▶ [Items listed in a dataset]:
__________________________________________________

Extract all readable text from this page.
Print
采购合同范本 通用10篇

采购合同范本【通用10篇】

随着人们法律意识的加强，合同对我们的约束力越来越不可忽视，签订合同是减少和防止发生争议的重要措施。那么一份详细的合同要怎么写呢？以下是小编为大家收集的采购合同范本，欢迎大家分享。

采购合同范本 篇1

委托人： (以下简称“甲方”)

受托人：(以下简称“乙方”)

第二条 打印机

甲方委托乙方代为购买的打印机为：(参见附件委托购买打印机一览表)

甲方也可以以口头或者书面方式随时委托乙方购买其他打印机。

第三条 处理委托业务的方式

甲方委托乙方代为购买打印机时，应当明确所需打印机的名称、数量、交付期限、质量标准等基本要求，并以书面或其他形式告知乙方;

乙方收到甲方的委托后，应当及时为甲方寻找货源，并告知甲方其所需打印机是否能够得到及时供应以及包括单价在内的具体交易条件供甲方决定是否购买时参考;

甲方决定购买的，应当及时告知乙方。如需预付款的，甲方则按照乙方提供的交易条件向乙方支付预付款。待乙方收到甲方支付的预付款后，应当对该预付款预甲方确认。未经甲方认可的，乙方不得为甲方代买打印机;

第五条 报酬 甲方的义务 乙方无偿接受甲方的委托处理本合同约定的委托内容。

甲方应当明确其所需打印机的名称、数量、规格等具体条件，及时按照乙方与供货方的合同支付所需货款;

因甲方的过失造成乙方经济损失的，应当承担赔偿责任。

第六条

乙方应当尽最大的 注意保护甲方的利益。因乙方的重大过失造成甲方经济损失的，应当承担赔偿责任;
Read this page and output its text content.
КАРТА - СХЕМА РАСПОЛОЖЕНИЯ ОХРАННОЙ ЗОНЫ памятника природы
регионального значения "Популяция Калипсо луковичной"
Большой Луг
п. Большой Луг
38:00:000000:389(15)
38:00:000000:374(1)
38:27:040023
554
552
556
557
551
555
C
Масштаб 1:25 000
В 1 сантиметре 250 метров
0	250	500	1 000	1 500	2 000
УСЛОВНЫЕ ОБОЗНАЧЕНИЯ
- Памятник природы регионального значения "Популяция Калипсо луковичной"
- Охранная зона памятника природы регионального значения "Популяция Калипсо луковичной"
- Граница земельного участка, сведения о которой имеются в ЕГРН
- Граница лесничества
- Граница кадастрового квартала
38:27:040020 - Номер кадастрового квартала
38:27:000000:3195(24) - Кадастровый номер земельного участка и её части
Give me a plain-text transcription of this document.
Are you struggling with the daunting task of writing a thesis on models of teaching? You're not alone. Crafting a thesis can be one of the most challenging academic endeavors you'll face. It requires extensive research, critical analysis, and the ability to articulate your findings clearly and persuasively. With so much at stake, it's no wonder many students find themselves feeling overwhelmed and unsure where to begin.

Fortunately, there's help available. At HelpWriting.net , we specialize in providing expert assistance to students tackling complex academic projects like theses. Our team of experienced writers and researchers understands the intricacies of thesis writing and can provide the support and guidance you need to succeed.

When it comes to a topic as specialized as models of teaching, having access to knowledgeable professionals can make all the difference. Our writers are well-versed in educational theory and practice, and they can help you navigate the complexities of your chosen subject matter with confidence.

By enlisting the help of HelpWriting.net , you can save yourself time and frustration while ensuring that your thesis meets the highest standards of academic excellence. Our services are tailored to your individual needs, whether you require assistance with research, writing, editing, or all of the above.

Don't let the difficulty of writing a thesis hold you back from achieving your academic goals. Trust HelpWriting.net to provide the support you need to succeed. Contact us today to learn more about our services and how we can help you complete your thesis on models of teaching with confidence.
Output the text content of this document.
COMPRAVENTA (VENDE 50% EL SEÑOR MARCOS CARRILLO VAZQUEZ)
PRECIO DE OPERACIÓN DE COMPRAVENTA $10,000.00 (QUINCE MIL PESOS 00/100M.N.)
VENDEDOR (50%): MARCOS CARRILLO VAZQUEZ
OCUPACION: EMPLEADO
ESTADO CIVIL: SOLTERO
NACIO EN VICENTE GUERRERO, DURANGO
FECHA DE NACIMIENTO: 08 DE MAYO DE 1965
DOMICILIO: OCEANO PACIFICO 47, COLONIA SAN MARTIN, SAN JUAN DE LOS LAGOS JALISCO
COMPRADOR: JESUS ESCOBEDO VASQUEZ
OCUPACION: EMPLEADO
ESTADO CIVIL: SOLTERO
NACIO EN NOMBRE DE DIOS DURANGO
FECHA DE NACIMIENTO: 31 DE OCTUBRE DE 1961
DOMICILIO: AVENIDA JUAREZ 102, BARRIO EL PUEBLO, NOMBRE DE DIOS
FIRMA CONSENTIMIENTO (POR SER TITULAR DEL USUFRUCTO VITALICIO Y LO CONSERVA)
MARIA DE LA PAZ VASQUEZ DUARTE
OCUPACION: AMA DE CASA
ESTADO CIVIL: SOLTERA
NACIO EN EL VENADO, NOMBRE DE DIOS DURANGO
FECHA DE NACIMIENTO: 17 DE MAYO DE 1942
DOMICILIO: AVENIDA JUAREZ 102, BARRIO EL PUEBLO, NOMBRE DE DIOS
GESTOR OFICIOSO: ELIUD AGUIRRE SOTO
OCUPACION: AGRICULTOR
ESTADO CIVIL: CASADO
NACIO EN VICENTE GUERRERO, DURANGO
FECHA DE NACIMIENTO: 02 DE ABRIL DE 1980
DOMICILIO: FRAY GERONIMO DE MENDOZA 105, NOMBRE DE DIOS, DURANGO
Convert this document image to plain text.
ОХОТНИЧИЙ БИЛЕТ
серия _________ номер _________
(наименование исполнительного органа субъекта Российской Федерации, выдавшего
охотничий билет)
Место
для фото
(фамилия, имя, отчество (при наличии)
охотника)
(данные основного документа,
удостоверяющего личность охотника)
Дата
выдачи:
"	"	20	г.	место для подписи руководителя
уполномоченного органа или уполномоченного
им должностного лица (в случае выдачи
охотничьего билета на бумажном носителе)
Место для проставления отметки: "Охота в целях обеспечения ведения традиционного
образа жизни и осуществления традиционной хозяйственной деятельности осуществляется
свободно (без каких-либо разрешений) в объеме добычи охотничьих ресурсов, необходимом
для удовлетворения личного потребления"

__________________________________________________

▶ [Description of the task]:
Look for the word "памятника" and return every line where it occurs.

▶ [Full answer]:
КАРТА - СХЕМА РАСПОЛОЖЕНИЯ ОХРАННОЙ ЗОНЫ памятника природы
- Охранная зона памятника природы регионального значения "Популяция Калипсо луковичной"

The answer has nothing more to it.